Supplied records
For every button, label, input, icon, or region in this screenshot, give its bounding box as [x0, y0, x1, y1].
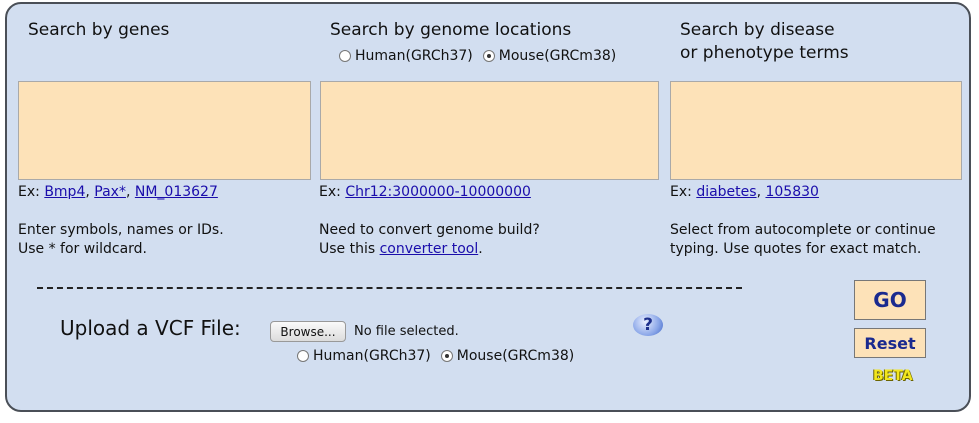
converter-tool-link[interactable]: converter tool	[380, 241, 479, 257]
beta-badge: BETA	[873, 368, 913, 384]
help-question-icon[interactable]: ?	[633, 314, 663, 336]
section-divider	[37, 287, 742, 289]
locations-help-prefix: Use this	[319, 241, 380, 257]
genes-title: Search by genes	[28, 20, 170, 40]
genes-help-line1: Enter symbols, names or IDs.	[18, 222, 224, 238]
disease-title-line2: or phenotype terms	[680, 43, 849, 63]
locations-example-prefix: Ex:	[319, 184, 346, 200]
disease-help-line2: typing. Use quotes for exact match.	[670, 241, 922, 257]
locations-help-line1: Need to convert genome build?	[319, 222, 540, 238]
radio-human-grch37[interactable]	[339, 50, 351, 62]
vcf-radio-mouse-grcm38[interactable]	[440, 350, 453, 362]
example-link-diabetes[interactable]: diabetes	[696, 184, 756, 200]
locations-search-input[interactable]	[320, 81, 659, 180]
locations-help: Need to convert genome build? Use this c…	[319, 221, 540, 259]
radio-human-label: Human(GRCh37)	[355, 48, 473, 64]
disease-title: Search by disease or phenotype terms	[680, 19, 849, 65]
genes-help-line2: Use * for wildcard.	[18, 241, 147, 257]
disease-help-line1: Select from autocomplete or continue	[670, 222, 936, 238]
search-panel: Search by genes Ex: Bmp4, Pax*, NM_01362…	[5, 2, 971, 412]
disease-help: Select from autocomplete or continue typ…	[670, 221, 936, 259]
genes-search-input[interactable]	[18, 81, 311, 180]
locations-examples: Ex: Chr12:3000000-10000000	[319, 184, 531, 200]
radio-mouse-grcm38[interactable]	[482, 50, 495, 62]
genes-help: Enter symbols, names or IDs. Use * for w…	[18, 221, 224, 259]
vcf-radio-human-label: Human(GRCh37)	[313, 348, 431, 364]
example-link-chr12[interactable]: Chr12:3000000-10000000	[345, 184, 531, 200]
locations-help-line2: Use this converter tool.	[319, 240, 540, 259]
vcf-upload-label: Upload a VCF File:	[60, 316, 241, 340]
vcf-assembly-radios: Human(GRCh37) Mouse(GRCm38)	[297, 348, 574, 364]
locations-assembly-radios: Human(GRCh37) Mouse(GRCm38)	[339, 48, 616, 64]
locations-title: Search by genome locations	[330, 20, 572, 40]
vcf-radio-human-grch37[interactable]	[297, 350, 309, 362]
genes-example-prefix: Ex:	[18, 184, 45, 200]
example-link-nm-013627[interactable]: NM_013627	[135, 184, 218, 200]
browse-button[interactable]: Browse...	[270, 321, 346, 342]
no-file-status: No file selected.	[354, 324, 459, 339]
example-link-pax[interactable]: Pax*	[94, 184, 126, 200]
example-link-105830[interactable]: 105830	[765, 184, 818, 200]
locations-help-suffix: .	[478, 241, 483, 257]
radio-mouse-label: Mouse(GRCm38)	[498, 48, 617, 64]
disease-examples: Ex: diabetes, 105830	[670, 184, 819, 200]
disease-example-prefix: Ex:	[670, 184, 697, 200]
genes-examples: Ex: Bmp4, Pax*, NM_013627	[18, 184, 218, 200]
reset-button[interactable]: Reset	[854, 328, 926, 358]
vcf-radio-mouse-label: Mouse(GRCm38)	[456, 348, 575, 364]
disease-title-line1: Search by disease	[680, 20, 835, 40]
disease-search-input[interactable]	[670, 81, 962, 180]
go-button[interactable]: GO	[854, 280, 926, 320]
example-link-bmp4[interactable]: Bmp4	[44, 184, 85, 200]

What the exercise asks
Your reply should restate the data above word for word and contain no pictures.

Exercise response
For every button, label, input, icon, or region in this screenshot, give its bounding box as [x0, y0, x1, y1].
converter-tool-link[interactable]: converter tool	[380, 241, 479, 257]
beta-badge: BETA	[873, 368, 913, 384]
help-question-icon[interactable]: ?	[633, 314, 663, 336]
section-divider	[37, 287, 742, 289]
locations-help-prefix: Use this	[319, 241, 380, 257]
genes-title: Search by genes	[28, 20, 170, 40]
genes-help-line1: Enter symbols, names or IDs.	[18, 222, 224, 238]
disease-title-line2: or phenotype terms	[680, 43, 849, 63]
locations-example-prefix: Ex:	[319, 184, 346, 200]
disease-help-line2: typing. Use quotes for exact match.	[670, 241, 922, 257]
locations-help-line1: Need to convert genome build?	[319, 222, 540, 238]
radio-human-grch37[interactable]	[339, 50, 351, 62]
vcf-radio-mouse-grcm38[interactable]	[440, 350, 453, 362]
example-link-diabetes[interactable]: diabetes	[696, 184, 756, 200]
locations-search-input[interactable]	[320, 81, 659, 180]
locations-help: Need to convert genome build? Use this c…	[319, 221, 540, 259]
radio-human-label: Human(GRCh37)	[355, 48, 473, 64]
disease-title: Search by disease or phenotype terms	[680, 19, 849, 65]
genes-help-line2: Use * for wildcard.	[18, 241, 147, 257]
disease-help-line1: Select from autocomplete or continue	[670, 222, 936, 238]
search-panel: Search by genes Ex: Bmp4, Pax*, NM_01362…	[5, 2, 971, 412]
disease-help: Select from autocomplete or continue typ…	[670, 221, 936, 259]
genes-search-input[interactable]	[18, 81, 311, 180]
locations-examples: Ex: Chr12:3000000-10000000	[319, 184, 531, 200]
radio-mouse-grcm38[interactable]	[482, 50, 495, 62]
genes-help: Enter symbols, names or IDs. Use * for w…	[18, 221, 224, 259]
vcf-radio-human-label: Human(GRCh37)	[313, 348, 431, 364]
example-link-chr12[interactable]: Chr12:3000000-10000000	[345, 184, 531, 200]
locations-help-line2: Use this converter tool.	[319, 240, 540, 259]
vcf-upload-label: Upload a VCF File:	[60, 316, 241, 340]
vcf-assembly-radios: Human(GRCh37) Mouse(GRCm38)	[297, 348, 574, 364]
locations-assembly-radios: Human(GRCh37) Mouse(GRCm38)	[339, 48, 616, 64]
locations-title: Search by genome locations	[330, 20, 572, 40]
vcf-radio-human-grch37[interactable]	[297, 350, 309, 362]
genes-example-prefix: Ex:	[18, 184, 45, 200]
example-link-nm-013627[interactable]: NM_013627	[135, 184, 218, 200]
browse-button[interactable]: Browse...	[270, 321, 346, 342]
no-file-status: No file selected.	[354, 324, 459, 339]
example-link-pax[interactable]: Pax*	[94, 184, 126, 200]
example-link-105830[interactable]: 105830	[765, 184, 818, 200]
locations-help-suffix: .	[478, 241, 483, 257]
radio-mouse-label: Mouse(GRCm38)	[498, 48, 617, 64]
disease-examples: Ex: diabetes, 105830	[670, 184, 819, 200]
disease-example-prefix: Ex:	[670, 184, 697, 200]
genes-examples: Ex: Bmp4, Pax*, NM_013627	[18, 184, 218, 200]
reset-button[interactable]: Reset	[854, 328, 926, 358]
vcf-radio-mouse-label: Mouse(GRCm38)	[456, 348, 575, 364]
disease-title-line1: Search by disease	[680, 20, 835, 40]
disease-search-input[interactable]	[670, 81, 962, 180]
go-button[interactable]: GO	[854, 280, 926, 320]
example-link-bmp4[interactable]: Bmp4	[44, 184, 85, 200]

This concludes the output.